EXERCISE: Output the material below unchanged, apart from leaving out the pictures.
---*---
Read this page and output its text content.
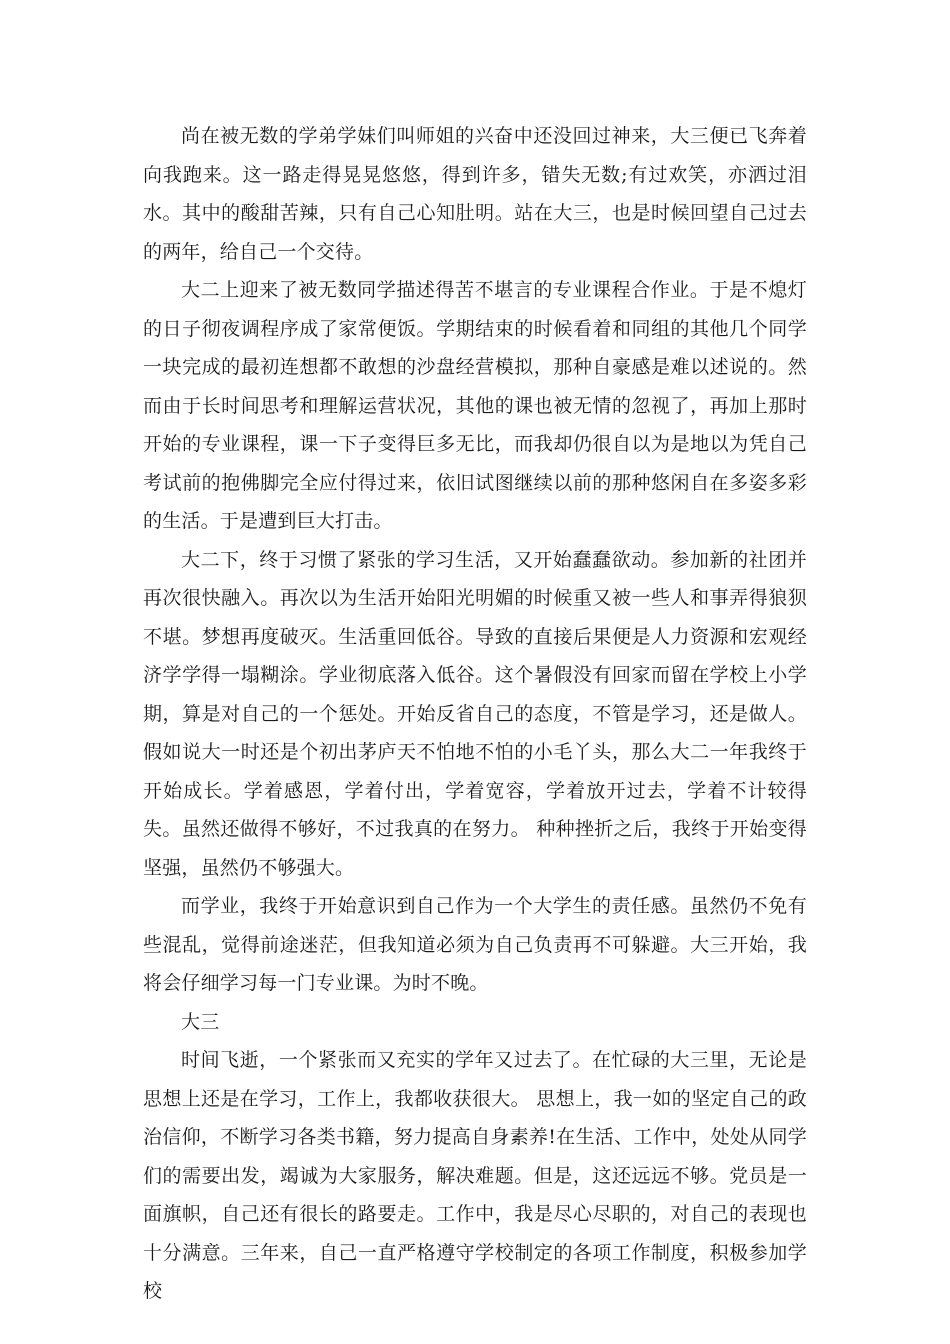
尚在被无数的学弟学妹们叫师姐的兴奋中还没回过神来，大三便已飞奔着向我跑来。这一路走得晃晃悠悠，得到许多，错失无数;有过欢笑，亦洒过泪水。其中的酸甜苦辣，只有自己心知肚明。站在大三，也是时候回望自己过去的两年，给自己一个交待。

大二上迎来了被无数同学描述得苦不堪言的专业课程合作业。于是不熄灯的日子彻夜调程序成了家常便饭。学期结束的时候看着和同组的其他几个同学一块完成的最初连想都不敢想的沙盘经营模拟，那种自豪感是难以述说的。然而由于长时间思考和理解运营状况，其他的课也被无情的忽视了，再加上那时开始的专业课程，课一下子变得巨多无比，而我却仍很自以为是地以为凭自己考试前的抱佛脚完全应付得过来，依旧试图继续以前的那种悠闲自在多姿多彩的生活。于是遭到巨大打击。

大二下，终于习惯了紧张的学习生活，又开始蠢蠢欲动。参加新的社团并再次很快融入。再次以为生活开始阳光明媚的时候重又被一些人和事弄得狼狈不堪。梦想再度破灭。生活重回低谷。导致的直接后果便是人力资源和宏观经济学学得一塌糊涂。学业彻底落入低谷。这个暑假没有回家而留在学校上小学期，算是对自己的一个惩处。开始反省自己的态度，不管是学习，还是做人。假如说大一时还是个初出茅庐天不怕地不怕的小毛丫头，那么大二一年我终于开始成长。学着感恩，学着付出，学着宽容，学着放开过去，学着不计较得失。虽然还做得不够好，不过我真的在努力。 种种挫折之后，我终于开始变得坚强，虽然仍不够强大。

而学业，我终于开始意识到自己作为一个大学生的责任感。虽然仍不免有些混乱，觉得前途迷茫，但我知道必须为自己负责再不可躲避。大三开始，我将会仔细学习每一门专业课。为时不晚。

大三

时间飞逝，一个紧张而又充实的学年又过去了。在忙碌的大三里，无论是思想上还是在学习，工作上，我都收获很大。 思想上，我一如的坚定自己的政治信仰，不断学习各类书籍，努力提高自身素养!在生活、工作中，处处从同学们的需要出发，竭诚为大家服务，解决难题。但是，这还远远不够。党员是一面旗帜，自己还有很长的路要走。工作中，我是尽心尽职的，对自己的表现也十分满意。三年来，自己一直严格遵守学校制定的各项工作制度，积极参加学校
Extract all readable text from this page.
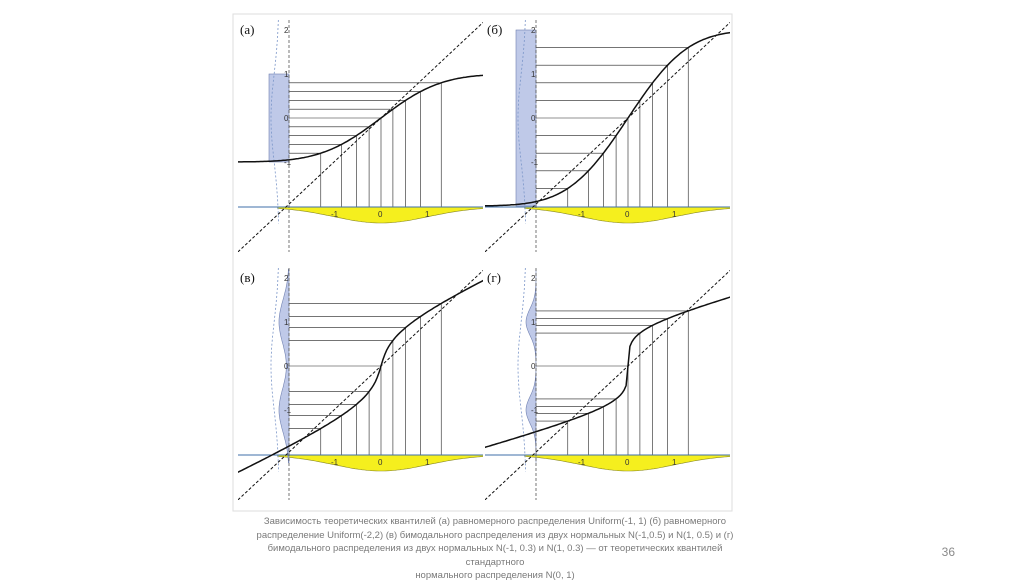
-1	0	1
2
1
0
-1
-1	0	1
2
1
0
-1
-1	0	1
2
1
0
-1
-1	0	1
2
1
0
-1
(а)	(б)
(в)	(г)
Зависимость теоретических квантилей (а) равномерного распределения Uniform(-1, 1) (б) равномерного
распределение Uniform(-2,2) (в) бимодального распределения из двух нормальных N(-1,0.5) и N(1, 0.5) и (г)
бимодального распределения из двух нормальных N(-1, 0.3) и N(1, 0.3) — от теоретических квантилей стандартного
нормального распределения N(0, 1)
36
---*---
EXERCISE SOLUTION:
Read this page and output its text content.
尚在被无数的学弟学妹们叫师姐的兴奋中还没回过神来，大三便已飞奔着向我跑来。这一路走得晃晃悠悠，得到许多，错失无数;有过欢笑，亦洒过泪水。其中的酸甜苦辣，只有自己心知肚明。站在大三，也是时候回望自己过去的两年，给自己一个交待。

大二上迎来了被无数同学描述得苦不堪言的专业课程合作业。于是不熄灯的日子彻夜调程序成了家常便饭。学期结束的时候看着和同组的其他几个同学一块完成的最初连想都不敢想的沙盘经营模拟，那种自豪感是难以述说的。然而由于长时间思考和理解运营状况，其他的课也被无情的忽视了，再加上那时开始的专业课程，课一下子变得巨多无比，而我却仍很自以为是地以为凭自己考试前的抱佛脚完全应付得过来，依旧试图继续以前的那种悠闲自在多姿多彩的生活。于是遭到巨大打击。

大二下，终于习惯了紧张的学习生活，又开始蠢蠢欲动。参加新的社团并再次很快融入。再次以为生活开始阳光明媚的时候重又被一些人和事弄得狼狈不堪。梦想再度破灭。生活重回低谷。导致的直接后果便是人力资源和宏观经济学学得一塌糊涂。学业彻底落入低谷。这个暑假没有回家而留在学校上小学期，算是对自己的一个惩处。开始反省自己的态度，不管是学习，还是做人。假如说大一时还是个初出茅庐天不怕地不怕的小毛丫头，那么大二一年我终于开始成长。学着感恩，学着付出，学着宽容，学着放开过去，学着不计较得失。虽然还做得不够好，不过我真的在努力。 种种挫折之后，我终于开始变得坚强，虽然仍不够强大。

而学业，我终于开始意识到自己作为一个大学生的责任感。虽然仍不免有些混乱，觉得前途迷茫，但我知道必须为自己负责再不可躲避。大三开始，我将会仔细学习每一门专业课。为时不晚。

大三

时间飞逝，一个紧张而又充实的学年又过去了。在忙碌的大三里，无论是思想上还是在学习，工作上，我都收获很大。 思想上，我一如的坚定自己的政治信仰，不断学习各类书籍，努力提高自身素养!在生活、工作中，处处从同学们的需要出发，竭诚为大家服务，解决难题。但是，这还远远不够。党员是一面旗帜，自己还有很长的路要走。工作中，我是尽心尽职的，对自己的表现也十分满意。三年来，自己一直严格遵守学校制定的各项工作制度，积极参加学校
Extract all readable text from this page.
-1	0	1
2
1
0
-1
-1	0	1
2
1
0
-1
-1	0	1
2
1
0
-1
-1	0	1
2
1
0
-1
(а)	(б)
(в)	(г)
Зависимость теоретических квантилей (а) равномерного распределения Uniform(-1, 1) (б) равномерного
распределение Uniform(-2,2) (в) бимодального распределения из двух нормальных N(-1,0.5) и N(1, 0.5) и (г)
бимодального распределения из двух нормальных N(-1, 0.3) и N(1, 0.3) — от теоретических квантилей стандартного
нормального распределения N(0, 1)
36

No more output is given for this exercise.